JOB | For the material that follows, list every line containing the word "Ἕνωση".

[Data excerpts]
— begin —

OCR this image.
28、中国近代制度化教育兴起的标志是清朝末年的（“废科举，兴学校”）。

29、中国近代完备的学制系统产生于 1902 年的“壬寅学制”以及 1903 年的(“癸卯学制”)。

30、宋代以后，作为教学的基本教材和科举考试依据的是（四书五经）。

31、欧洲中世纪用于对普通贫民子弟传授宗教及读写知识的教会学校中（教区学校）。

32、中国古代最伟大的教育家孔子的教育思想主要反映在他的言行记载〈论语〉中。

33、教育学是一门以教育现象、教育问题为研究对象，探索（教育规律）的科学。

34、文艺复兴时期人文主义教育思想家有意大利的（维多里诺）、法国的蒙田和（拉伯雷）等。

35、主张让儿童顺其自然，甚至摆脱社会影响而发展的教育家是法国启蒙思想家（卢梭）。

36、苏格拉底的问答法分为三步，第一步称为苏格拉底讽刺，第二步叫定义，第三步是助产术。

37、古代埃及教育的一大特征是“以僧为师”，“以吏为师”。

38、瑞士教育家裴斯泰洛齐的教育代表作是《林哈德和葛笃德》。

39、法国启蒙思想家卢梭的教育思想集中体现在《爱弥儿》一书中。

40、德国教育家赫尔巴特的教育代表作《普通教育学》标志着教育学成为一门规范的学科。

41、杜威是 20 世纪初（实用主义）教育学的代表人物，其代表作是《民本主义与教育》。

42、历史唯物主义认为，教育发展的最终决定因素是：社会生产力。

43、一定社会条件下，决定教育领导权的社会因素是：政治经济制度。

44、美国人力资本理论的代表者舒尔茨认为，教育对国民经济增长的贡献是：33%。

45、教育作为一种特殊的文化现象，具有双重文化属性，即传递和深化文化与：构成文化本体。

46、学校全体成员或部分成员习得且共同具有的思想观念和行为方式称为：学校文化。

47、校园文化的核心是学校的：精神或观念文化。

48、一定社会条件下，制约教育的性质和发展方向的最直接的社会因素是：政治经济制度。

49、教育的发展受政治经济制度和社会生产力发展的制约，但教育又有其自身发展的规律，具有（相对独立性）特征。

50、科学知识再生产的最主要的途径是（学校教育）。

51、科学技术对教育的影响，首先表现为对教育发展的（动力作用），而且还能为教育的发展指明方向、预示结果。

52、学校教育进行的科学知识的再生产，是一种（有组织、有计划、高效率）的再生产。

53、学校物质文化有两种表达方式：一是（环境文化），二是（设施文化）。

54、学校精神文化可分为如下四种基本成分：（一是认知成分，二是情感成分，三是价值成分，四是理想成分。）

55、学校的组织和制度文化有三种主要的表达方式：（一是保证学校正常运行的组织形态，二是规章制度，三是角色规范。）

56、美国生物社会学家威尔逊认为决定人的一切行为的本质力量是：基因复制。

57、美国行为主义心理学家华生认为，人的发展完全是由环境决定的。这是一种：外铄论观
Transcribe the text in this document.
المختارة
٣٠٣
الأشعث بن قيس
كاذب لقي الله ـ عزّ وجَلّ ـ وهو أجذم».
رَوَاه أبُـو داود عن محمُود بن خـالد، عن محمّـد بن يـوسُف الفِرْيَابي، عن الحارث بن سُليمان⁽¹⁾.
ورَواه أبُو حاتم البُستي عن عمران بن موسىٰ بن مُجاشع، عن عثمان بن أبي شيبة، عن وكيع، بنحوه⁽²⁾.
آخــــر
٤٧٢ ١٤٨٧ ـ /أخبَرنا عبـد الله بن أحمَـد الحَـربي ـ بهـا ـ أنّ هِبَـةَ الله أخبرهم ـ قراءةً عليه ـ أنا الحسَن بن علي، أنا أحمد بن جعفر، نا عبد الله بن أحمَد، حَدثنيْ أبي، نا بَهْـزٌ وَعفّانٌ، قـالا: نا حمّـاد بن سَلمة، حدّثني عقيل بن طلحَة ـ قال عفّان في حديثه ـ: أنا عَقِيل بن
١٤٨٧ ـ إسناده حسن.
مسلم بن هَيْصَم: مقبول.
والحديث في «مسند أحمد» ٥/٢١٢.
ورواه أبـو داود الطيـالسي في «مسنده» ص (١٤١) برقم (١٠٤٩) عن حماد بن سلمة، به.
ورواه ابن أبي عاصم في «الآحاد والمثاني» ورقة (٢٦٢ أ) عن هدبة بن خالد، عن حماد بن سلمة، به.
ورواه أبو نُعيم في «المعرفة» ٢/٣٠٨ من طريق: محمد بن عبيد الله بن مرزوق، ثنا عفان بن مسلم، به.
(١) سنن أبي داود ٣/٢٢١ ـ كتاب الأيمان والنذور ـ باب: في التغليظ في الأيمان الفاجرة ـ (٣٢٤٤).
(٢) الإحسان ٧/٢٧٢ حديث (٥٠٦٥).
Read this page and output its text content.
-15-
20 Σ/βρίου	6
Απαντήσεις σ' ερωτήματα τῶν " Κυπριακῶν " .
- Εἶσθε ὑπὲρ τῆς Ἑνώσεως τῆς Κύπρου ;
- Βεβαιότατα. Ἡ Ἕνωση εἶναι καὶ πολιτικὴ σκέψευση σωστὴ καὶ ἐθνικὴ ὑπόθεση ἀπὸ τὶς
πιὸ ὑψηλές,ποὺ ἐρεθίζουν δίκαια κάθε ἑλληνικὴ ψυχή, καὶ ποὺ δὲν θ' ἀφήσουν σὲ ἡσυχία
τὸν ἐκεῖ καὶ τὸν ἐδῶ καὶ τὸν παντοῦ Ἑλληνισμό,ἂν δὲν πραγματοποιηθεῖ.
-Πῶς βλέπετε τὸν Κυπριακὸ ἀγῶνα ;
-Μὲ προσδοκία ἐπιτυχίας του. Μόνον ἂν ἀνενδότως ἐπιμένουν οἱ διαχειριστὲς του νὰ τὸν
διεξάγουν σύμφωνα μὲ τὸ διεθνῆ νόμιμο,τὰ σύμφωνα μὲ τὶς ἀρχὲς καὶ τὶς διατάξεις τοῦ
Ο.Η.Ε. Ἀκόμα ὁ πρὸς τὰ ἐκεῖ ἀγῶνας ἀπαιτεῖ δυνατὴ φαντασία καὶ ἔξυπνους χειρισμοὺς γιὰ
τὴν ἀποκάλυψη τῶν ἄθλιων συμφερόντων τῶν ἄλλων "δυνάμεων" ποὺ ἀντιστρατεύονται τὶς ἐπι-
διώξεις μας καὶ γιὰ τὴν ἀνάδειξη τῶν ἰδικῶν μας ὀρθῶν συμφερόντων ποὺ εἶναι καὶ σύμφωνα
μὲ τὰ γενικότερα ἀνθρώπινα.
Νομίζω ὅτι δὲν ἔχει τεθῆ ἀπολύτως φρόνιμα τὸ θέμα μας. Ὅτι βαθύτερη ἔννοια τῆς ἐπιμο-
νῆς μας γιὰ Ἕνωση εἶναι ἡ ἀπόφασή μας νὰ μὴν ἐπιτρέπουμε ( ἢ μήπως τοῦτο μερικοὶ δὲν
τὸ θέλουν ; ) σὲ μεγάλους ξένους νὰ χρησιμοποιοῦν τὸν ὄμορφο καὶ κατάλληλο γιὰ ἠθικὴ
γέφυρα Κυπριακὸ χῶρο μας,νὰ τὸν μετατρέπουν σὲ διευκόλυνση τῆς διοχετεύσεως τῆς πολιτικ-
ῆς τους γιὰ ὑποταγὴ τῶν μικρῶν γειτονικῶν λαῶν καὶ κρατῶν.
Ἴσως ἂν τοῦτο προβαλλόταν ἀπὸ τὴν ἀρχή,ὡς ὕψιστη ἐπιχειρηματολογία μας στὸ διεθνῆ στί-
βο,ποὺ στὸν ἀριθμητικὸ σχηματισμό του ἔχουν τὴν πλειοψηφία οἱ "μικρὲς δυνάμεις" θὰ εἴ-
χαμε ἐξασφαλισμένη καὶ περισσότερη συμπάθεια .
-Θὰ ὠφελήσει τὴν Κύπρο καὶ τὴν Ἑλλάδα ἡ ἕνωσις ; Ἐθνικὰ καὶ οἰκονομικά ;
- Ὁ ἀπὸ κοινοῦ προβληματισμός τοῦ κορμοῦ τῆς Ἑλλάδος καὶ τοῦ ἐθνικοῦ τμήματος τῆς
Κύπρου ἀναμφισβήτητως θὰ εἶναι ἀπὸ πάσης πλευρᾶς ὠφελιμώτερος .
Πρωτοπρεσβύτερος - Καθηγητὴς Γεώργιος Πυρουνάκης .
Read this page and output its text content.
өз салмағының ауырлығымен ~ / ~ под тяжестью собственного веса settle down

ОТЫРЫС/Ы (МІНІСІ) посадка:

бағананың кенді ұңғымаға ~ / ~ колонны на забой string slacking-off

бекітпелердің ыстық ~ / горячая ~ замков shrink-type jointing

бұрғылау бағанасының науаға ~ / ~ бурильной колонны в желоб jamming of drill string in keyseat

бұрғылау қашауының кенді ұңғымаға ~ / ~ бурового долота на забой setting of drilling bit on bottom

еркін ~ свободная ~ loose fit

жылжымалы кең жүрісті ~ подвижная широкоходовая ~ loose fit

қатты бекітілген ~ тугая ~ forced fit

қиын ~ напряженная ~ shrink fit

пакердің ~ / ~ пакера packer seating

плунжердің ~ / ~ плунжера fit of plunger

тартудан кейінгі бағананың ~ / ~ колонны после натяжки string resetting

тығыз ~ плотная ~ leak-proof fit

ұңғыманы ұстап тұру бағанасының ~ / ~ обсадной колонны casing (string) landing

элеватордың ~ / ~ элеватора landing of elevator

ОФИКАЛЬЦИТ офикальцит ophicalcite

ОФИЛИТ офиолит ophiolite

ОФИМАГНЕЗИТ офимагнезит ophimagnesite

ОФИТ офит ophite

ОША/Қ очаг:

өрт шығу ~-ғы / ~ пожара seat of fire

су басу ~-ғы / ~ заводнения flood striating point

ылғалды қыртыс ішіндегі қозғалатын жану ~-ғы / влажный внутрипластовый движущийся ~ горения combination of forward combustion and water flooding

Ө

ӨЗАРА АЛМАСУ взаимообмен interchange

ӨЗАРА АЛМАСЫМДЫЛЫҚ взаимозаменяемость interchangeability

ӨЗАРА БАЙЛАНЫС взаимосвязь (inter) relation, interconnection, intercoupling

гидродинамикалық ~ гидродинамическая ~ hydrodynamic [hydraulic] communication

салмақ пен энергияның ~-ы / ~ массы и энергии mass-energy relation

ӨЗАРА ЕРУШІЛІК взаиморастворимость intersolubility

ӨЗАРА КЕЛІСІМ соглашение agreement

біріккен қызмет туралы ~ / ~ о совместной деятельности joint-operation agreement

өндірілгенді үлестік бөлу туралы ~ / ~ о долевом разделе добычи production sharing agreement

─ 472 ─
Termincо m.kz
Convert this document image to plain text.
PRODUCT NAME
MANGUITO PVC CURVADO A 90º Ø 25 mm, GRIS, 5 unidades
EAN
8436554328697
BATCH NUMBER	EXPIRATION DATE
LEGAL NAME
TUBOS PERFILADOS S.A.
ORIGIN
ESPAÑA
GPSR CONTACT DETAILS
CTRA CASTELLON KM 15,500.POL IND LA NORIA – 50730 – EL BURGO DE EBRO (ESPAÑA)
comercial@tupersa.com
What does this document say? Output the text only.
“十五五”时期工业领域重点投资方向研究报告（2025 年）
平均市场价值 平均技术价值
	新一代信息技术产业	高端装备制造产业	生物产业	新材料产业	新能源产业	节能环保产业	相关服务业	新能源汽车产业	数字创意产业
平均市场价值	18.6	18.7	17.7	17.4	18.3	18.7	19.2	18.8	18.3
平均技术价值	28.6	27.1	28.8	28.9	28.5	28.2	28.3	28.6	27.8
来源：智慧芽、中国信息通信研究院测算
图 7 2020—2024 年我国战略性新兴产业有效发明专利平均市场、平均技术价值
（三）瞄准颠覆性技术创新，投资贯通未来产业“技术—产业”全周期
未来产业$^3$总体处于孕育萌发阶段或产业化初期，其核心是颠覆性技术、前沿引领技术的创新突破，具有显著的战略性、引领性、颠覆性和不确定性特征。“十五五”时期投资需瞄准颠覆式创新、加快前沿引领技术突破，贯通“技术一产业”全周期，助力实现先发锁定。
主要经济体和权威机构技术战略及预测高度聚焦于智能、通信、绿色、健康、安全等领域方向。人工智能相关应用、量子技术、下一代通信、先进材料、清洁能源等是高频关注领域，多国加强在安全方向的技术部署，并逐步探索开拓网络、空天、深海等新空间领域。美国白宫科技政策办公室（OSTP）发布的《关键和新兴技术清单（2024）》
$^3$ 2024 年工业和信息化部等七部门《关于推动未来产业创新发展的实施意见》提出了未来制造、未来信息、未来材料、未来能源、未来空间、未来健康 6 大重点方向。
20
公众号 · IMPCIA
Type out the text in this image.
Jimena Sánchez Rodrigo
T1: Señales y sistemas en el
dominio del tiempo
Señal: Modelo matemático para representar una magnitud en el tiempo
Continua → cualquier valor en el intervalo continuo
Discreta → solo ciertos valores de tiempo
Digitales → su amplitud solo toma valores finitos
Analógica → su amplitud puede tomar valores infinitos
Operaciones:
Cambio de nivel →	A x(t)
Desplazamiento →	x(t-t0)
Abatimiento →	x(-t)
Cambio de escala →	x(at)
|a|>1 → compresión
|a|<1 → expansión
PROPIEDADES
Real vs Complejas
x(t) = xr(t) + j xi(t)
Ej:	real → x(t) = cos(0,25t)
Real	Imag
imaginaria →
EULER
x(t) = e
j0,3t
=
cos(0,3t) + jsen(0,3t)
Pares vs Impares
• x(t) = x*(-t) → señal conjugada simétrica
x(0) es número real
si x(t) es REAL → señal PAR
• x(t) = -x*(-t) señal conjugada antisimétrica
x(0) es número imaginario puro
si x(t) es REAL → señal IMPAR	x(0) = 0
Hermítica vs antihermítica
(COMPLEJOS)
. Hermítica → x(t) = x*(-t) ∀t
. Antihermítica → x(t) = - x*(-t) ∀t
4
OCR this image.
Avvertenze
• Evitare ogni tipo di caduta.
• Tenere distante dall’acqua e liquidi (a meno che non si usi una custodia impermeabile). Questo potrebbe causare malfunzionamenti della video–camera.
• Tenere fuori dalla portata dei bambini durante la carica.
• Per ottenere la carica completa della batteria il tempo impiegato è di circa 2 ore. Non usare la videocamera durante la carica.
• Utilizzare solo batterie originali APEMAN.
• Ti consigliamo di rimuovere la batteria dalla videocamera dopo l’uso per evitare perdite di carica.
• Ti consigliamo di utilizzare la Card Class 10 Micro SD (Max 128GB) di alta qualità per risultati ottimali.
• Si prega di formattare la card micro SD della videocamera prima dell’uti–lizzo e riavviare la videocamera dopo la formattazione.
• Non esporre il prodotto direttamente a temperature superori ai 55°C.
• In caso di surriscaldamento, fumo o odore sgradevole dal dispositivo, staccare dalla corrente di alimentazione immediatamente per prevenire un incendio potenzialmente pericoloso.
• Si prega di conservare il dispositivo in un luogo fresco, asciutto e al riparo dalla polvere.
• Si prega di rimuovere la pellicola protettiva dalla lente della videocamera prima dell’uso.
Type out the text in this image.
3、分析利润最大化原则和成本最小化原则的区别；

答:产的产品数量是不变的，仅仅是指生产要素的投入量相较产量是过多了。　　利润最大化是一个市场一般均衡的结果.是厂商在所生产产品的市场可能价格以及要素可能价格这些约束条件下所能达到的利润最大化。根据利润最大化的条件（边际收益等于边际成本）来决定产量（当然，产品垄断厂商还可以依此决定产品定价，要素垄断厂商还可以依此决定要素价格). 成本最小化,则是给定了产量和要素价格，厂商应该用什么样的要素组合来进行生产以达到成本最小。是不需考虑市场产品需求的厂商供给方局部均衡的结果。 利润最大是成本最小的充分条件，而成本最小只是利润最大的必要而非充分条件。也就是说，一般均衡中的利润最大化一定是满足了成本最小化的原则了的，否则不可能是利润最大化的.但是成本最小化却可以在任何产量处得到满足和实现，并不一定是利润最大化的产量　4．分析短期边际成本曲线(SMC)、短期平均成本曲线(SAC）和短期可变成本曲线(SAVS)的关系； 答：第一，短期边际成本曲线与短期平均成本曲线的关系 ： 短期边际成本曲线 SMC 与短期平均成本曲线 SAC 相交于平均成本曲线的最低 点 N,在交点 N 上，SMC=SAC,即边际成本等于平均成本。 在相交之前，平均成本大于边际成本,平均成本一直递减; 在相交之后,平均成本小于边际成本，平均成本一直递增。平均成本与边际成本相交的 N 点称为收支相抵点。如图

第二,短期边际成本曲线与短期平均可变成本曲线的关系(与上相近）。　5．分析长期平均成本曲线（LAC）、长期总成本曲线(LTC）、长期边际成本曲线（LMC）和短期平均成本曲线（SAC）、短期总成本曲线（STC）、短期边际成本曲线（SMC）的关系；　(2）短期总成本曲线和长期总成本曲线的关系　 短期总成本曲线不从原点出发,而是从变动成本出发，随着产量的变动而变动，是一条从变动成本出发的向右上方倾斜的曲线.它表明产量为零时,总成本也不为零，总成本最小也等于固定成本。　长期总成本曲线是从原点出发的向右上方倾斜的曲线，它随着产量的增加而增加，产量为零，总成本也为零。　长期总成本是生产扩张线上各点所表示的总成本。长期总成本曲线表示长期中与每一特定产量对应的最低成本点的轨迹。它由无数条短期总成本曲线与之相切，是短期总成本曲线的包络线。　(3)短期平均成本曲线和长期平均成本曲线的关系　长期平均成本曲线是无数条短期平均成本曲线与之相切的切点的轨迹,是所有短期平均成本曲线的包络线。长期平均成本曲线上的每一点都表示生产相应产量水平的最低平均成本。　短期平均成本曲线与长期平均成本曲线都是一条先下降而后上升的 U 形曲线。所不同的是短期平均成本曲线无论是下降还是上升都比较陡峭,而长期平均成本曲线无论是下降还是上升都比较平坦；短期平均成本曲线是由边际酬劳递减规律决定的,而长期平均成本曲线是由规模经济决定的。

— end —

FULL RESPONSE |
- Βεβαιότατα. Ἡ Ἕνωση εἶναι καὶ πολιτικὴ σκέψευση σωστὴ καὶ ἐθνικὴ ὑπόθεση ἀπὸ τὶς
νῆς μας γιὰ Ἕνωση εἶναι ἡ ἀπόφασή μας νὰ μὴν ἐπιτρέπουμε ( ἢ μήπως τοῦτο μερικοὶ δὲν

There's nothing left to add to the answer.